## What is needed
Copy each line of the entries below without any change.
[begin Data provided]
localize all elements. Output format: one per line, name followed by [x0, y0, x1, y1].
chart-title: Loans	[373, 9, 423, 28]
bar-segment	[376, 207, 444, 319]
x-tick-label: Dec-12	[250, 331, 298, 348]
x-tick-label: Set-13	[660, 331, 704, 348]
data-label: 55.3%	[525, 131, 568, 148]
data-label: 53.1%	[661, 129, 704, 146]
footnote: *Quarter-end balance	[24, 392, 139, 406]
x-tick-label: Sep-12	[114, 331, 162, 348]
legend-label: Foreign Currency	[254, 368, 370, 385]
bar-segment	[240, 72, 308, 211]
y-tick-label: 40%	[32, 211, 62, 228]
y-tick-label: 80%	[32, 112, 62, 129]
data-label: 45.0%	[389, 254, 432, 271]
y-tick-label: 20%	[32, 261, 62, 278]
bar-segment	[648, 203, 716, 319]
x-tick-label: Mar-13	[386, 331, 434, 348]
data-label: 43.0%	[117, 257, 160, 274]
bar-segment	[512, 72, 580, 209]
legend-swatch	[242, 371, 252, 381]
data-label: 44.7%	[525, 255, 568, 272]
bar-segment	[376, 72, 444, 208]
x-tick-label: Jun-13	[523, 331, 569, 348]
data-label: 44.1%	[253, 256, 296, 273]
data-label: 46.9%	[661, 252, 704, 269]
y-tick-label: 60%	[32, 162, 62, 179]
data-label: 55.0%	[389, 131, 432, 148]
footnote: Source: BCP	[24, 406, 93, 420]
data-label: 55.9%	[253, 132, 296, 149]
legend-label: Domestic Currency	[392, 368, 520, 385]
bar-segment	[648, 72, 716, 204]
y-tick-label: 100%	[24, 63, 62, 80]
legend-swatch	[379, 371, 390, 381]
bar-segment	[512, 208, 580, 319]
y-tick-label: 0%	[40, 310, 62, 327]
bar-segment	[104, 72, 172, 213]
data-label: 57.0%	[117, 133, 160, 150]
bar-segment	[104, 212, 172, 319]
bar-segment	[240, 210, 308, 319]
[end Data provided]
## Answer
localize all elements. Output format: one per line, name followed by [x0, y0, x1, y1].
chart-title: Loans	[373, 9, 423, 28]
bar-segment	[376, 207, 444, 319]
x-tick-label: Dec-12	[250, 331, 298, 348]
x-tick-label: Set-13	[660, 331, 704, 348]
data-label: 55.3%	[525, 131, 568, 148]
data-label: 53.1%	[661, 129, 704, 146]
footnote: *Quarter-end balance	[24, 392, 139, 406]
x-tick-label: Sep-12	[114, 331, 162, 348]
legend-label: Foreign Currency	[254, 368, 370, 385]
bar-segment	[240, 72, 308, 211]
y-tick-label: 40%	[32, 211, 62, 228]
y-tick-label: 80%	[32, 112, 62, 129]
data-label: 45.0%	[389, 254, 432, 271]
y-tick-label: 20%	[32, 261, 62, 278]
bar-segment	[648, 203, 716, 319]
x-tick-label: Mar-13	[386, 331, 434, 348]
data-label: 43.0%	[117, 257, 160, 274]
bar-segment	[512, 72, 580, 209]
legend-swatch	[242, 371, 252, 381]
data-label: 44.7%	[525, 255, 568, 272]
bar-segment	[376, 72, 444, 208]
x-tick-label: Jun-13	[523, 331, 569, 348]
data-label: 44.1%	[253, 256, 296, 273]
data-label: 46.9%	[661, 252, 704, 269]
y-tick-label: 60%	[32, 162, 62, 179]
data-label: 55.0%	[389, 131, 432, 148]
footnote: Source: BCP	[24, 406, 93, 420]
data-label: 55.9%	[253, 132, 296, 149]
legend-label: Domestic Currency	[392, 368, 520, 385]
bar-segment	[648, 72, 716, 204]
y-tick-label: 100%	[24, 63, 62, 80]
legend-swatch	[379, 371, 390, 381]
bar-segment	[512, 208, 580, 319]
y-tick-label: 0%	[40, 310, 62, 327]
bar-segment	[104, 72, 172, 213]
data-label: 57.0%	[117, 133, 160, 150]
bar-segment	[104, 212, 172, 319]
bar-segment	[240, 210, 308, 319]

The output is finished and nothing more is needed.